TASK PROMPT.
Find every line with the word "Pinnwand". Copy those lines.

Collected data entries:
-- begin --
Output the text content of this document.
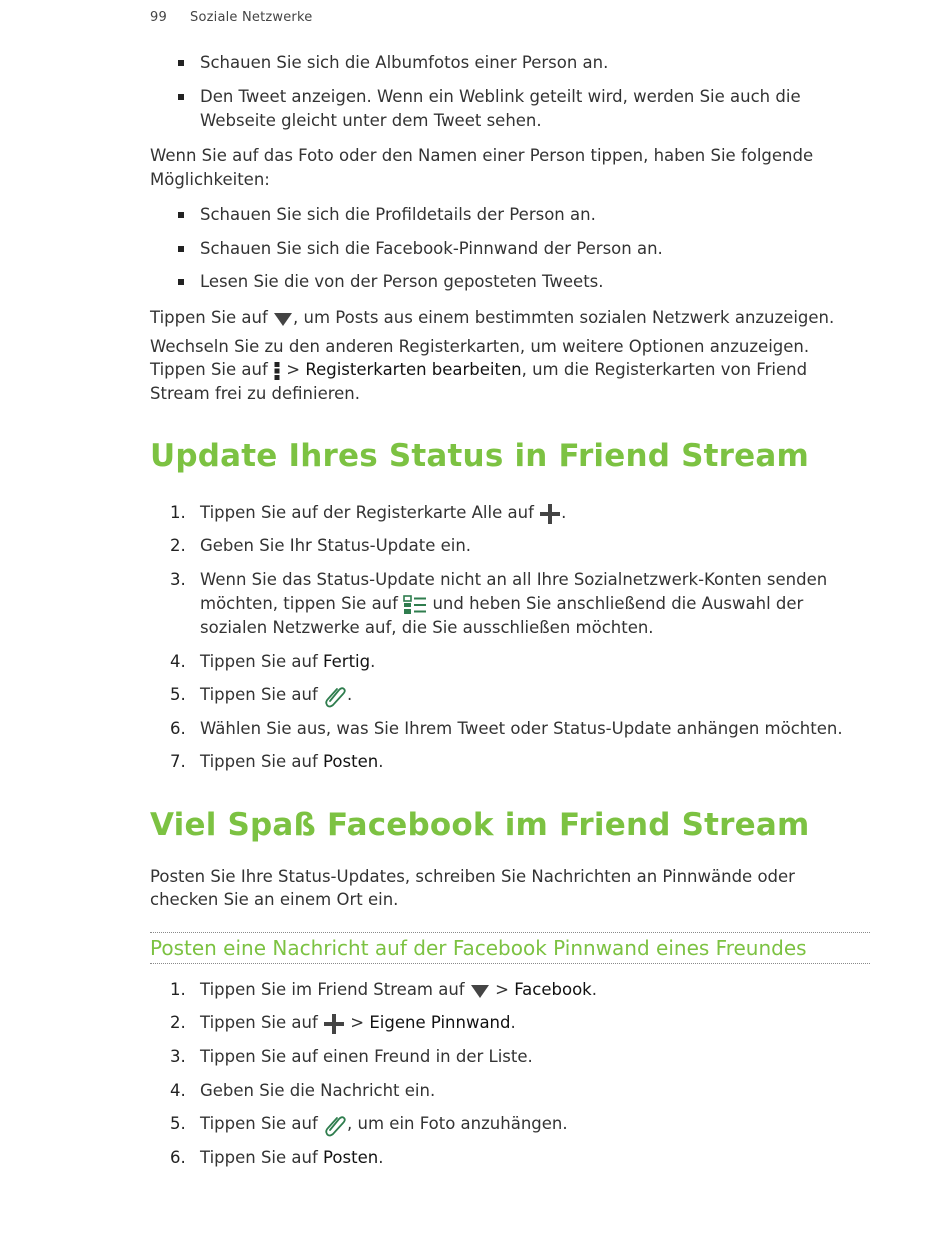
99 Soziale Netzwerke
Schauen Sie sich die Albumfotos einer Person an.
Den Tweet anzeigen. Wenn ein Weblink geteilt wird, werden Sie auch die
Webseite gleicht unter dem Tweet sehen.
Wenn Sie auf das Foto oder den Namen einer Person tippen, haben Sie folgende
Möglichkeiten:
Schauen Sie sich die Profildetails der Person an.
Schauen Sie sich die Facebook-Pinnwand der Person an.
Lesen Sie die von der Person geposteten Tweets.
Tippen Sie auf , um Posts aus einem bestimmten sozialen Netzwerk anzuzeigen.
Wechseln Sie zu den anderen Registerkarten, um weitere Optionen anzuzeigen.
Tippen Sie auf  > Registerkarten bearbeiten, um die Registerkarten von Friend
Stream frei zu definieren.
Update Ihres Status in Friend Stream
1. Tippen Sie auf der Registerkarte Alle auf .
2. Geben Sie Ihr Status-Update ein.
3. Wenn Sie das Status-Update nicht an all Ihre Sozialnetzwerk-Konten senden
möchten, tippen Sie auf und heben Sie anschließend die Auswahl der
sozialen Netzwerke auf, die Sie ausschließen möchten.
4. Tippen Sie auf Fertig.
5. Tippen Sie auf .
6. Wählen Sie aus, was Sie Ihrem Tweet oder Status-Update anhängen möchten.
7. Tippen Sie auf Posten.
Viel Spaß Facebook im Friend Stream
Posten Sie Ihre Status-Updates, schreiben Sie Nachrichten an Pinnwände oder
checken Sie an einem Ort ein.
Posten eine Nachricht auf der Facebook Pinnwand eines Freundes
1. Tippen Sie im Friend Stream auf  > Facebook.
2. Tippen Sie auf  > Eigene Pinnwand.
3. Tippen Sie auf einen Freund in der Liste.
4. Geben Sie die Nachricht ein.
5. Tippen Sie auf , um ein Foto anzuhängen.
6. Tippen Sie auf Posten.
-- end --
SOLVED PROBLEM.
Schauen Sie sich die Facebook-Pinnwand der Person an.
Posten eine Nachricht auf der Facebook Pinnwand eines Freundes
2. Tippen Sie auf  > Eigene Pinnwand.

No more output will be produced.